▸ **Work to do**: Pick every line from the data that holds the word "know".

--- START ---

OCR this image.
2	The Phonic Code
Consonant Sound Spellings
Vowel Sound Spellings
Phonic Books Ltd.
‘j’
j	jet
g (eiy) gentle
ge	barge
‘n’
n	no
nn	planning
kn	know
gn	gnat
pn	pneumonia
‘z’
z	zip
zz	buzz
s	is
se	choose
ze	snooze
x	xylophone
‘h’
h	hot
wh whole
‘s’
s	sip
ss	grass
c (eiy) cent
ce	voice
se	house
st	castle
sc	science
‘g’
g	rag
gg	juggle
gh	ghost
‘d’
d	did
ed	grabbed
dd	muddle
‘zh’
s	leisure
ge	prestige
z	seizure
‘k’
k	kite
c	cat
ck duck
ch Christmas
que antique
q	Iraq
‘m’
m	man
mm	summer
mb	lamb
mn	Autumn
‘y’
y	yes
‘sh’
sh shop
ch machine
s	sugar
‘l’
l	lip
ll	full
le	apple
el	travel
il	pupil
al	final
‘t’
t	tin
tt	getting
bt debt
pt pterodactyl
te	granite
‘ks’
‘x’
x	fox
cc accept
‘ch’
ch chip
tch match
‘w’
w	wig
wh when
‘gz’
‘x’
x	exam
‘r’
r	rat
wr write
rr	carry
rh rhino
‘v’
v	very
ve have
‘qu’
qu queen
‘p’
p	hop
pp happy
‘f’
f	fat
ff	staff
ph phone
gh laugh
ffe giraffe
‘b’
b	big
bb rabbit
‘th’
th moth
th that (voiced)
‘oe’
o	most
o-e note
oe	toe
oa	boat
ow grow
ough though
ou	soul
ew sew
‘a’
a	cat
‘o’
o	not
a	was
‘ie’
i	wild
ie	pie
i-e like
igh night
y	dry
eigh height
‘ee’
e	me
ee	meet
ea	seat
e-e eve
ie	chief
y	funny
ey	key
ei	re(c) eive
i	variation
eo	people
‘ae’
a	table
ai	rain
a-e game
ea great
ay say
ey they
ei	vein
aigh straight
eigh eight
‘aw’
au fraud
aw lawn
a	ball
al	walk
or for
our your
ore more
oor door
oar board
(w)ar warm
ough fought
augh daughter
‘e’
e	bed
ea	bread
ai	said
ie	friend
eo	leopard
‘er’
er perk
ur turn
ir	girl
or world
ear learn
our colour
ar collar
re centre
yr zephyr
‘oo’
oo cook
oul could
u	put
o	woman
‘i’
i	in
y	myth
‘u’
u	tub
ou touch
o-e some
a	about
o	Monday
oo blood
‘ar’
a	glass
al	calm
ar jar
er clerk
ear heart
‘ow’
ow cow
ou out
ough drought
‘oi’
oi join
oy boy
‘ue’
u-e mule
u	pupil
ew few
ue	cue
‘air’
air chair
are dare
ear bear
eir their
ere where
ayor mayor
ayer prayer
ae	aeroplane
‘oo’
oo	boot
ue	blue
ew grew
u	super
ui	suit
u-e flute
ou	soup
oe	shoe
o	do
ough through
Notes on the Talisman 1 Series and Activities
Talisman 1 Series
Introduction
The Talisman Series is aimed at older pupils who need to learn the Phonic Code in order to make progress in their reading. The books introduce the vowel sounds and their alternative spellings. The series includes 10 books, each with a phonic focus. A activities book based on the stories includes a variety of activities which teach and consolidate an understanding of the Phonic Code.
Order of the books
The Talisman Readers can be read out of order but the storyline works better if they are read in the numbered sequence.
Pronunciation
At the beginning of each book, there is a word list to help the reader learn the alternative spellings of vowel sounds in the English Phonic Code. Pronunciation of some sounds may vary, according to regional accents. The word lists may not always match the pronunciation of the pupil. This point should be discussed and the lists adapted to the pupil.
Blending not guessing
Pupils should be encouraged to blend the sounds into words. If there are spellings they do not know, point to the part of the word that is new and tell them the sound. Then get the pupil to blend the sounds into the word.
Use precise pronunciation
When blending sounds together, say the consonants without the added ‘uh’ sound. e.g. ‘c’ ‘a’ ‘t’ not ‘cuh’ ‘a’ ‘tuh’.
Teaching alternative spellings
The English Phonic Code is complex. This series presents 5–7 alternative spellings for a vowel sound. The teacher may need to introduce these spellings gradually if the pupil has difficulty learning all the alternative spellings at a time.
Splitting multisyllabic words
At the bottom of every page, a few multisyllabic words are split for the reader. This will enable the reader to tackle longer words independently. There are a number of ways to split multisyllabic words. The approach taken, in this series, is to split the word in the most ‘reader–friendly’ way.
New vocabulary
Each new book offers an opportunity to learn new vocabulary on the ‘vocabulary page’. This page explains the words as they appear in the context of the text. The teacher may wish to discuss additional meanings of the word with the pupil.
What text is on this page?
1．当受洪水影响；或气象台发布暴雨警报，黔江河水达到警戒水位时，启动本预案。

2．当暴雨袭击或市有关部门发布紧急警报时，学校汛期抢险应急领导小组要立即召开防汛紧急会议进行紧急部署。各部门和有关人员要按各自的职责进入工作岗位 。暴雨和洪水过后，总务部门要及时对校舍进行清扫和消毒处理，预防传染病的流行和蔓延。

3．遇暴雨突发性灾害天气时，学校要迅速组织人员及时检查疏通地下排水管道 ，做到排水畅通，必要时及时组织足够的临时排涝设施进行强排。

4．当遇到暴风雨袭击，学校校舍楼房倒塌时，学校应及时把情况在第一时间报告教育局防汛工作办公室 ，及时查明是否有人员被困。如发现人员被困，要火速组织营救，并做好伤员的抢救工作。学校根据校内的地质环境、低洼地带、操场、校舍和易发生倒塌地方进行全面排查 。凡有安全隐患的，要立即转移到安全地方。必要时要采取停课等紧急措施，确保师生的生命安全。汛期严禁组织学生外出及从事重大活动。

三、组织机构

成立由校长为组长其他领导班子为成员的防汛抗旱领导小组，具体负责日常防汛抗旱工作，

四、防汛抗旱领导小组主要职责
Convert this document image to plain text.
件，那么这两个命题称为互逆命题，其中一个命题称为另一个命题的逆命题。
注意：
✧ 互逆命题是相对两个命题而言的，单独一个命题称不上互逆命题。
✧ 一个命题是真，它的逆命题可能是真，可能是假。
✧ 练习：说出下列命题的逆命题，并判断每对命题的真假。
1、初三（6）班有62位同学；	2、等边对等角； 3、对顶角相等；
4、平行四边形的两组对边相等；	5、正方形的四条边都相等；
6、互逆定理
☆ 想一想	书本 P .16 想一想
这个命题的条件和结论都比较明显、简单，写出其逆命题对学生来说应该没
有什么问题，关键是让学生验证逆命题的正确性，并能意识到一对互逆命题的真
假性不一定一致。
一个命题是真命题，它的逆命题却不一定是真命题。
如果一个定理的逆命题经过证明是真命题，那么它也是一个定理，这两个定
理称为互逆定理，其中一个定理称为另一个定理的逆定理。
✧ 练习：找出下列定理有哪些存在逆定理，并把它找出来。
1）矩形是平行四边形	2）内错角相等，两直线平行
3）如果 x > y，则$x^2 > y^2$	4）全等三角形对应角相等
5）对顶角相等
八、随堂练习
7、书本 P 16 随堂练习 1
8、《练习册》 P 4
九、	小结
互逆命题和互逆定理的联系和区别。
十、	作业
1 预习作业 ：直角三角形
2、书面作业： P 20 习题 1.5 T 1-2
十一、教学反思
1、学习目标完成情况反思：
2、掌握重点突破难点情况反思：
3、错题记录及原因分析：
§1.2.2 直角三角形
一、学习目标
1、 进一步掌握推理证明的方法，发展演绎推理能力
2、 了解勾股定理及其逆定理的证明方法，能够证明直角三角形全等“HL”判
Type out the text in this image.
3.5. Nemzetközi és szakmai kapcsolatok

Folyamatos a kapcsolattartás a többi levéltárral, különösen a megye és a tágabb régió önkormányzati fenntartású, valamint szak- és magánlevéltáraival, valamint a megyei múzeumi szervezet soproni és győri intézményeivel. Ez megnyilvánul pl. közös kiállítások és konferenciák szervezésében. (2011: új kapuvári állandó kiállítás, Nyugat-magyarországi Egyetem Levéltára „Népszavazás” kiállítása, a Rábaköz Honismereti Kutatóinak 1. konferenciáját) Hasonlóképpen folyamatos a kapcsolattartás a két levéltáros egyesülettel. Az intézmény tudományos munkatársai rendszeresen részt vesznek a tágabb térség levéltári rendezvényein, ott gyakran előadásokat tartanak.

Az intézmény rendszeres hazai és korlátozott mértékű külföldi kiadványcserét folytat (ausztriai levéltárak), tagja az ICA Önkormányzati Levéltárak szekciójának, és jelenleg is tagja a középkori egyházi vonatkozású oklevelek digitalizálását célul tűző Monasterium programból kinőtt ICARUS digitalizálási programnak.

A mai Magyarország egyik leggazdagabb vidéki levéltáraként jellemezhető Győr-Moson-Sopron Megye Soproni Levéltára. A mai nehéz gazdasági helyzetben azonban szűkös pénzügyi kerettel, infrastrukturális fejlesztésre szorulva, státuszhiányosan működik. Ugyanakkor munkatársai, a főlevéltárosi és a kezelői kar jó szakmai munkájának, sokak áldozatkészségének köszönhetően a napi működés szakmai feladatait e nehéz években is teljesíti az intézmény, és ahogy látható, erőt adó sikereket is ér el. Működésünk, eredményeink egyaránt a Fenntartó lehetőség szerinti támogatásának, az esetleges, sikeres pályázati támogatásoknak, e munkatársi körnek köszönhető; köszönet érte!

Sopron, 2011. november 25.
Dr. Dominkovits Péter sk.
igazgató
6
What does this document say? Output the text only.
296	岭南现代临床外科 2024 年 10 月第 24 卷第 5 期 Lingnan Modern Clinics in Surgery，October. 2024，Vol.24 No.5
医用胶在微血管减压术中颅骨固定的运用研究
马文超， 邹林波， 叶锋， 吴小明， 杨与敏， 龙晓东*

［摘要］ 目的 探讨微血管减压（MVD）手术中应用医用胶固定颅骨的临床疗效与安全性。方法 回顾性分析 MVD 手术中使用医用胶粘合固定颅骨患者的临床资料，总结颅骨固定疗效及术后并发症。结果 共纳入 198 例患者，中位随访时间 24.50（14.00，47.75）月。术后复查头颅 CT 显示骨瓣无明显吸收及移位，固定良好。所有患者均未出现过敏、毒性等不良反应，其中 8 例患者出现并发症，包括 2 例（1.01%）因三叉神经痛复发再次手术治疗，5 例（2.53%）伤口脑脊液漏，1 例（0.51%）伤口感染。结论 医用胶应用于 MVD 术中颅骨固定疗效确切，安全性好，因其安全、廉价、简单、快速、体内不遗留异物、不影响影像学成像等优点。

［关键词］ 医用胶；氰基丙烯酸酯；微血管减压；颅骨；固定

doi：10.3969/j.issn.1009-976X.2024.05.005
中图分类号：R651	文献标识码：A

--- END ---

▸ **Exercise output**:
kn	know
Pupils should be encouraged to blend the sounds into words. If there are spellings they do not know, point to the part of the word that is new and tell them the sound. Then get the pupil to blend the sounds into the word.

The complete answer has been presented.